* _FRAGMENTO DEL DOCUMENTO_

Si alguien tiene una imaginación prodigiosa en la familia, ése es él: pinta
cuadros abstractos, escribe con el mismo estilo que los libros que lee y de
mayor quiere ser como Michael Jackson. Mi hermano es, a fin de cuentas, una
pequeña máquina en forma de niño en cuarto de Primaria.
Por
supuesto, me importan mis gatos. La misteriosa Morgana y el simpático Gary,
hermanos biológicos, son los saltarines y preciosos oseznos de mi madre. Si
bien es cierto que cuando ella tuvo la genial idea de traer gatos a casa yo me
negué en redondo, ahora no me arrepiento en absoluto: yo soy la mamá tigresa y
ellos mis pequeños bebés de tigre. Aunque el papá se resista a aparecer, yo soy
feliz cuidando sola de mis gatitos.
También
me importan mis dos mejores amigas, dos perrazas cazadoras llamadas Bruma y
Nela que llevan dos y un año en el mundo, respectivamente. Viven en lo que en
su momento fue nuestra granja de cerdos y que hoy día ha perdido todo su
esplendor –transformándose en un jardín de árboles que a mí siempre se me han
antojado centenarios-, que se encuentra en pleno centro de las Norias de Daza.

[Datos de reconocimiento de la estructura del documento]
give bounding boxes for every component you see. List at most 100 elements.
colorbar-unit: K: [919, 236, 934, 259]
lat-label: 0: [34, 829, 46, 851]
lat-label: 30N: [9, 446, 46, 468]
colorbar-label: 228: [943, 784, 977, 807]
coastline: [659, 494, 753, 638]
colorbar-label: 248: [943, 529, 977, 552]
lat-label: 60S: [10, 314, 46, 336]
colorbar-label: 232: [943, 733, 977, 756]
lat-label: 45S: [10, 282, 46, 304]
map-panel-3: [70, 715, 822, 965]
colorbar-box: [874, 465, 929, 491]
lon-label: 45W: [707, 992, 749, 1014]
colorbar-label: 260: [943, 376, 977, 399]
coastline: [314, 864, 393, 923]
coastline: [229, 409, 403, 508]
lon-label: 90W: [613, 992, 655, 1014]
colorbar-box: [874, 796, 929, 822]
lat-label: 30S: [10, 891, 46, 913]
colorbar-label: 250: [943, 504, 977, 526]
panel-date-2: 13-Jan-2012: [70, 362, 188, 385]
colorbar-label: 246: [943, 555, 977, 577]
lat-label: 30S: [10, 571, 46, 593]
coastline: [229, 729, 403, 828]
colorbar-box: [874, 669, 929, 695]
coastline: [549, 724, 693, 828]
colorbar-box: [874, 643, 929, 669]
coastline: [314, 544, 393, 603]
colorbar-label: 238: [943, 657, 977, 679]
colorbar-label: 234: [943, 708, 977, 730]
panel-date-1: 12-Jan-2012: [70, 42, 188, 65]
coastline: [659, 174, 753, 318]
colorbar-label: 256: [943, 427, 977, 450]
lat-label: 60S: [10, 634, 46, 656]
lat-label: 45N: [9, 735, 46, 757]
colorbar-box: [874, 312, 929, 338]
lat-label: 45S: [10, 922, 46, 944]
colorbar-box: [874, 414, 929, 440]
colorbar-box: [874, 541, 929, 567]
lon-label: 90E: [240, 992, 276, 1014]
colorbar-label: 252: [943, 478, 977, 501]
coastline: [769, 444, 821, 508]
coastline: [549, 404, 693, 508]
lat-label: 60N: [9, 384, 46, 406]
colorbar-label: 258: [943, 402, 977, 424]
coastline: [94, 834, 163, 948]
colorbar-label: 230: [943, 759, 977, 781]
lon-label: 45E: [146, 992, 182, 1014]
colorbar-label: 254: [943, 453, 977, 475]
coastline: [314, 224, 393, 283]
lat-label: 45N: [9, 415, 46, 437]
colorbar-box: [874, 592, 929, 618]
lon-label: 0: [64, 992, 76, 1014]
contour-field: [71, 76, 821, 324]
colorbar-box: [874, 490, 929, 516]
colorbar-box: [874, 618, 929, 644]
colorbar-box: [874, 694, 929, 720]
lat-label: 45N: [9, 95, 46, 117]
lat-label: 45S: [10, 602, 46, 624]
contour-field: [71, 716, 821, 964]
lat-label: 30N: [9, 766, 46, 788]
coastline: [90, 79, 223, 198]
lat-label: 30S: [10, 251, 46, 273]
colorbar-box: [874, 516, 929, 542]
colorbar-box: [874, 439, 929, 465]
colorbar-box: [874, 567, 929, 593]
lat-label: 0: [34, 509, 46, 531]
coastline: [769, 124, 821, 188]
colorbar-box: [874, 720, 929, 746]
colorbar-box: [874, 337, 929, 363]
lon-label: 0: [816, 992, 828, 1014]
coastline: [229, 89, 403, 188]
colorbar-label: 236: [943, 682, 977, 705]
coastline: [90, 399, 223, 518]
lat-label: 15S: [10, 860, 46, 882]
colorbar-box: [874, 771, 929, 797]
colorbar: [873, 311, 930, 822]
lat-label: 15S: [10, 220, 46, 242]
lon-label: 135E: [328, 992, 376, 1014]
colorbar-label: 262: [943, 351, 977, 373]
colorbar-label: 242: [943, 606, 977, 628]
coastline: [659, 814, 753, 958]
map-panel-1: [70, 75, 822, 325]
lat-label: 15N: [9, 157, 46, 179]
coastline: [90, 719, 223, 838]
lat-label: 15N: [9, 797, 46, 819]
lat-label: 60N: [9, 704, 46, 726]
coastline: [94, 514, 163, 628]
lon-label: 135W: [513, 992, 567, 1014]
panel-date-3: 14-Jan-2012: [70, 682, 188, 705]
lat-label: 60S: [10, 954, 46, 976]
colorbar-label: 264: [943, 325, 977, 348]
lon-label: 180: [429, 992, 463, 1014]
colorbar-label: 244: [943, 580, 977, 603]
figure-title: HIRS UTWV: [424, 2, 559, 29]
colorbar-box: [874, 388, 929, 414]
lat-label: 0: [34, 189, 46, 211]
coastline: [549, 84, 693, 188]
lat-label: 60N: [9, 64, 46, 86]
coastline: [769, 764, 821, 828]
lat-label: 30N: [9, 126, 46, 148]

* _TU OBJETIVO_
Según el fragmento del documento, ¿dónde se encuentra la antigua granja de cerdos en la que viven Bruma y Nela?

* _RESULTADO DE LA TAREA_
En pleno centro de las Norias de Daza.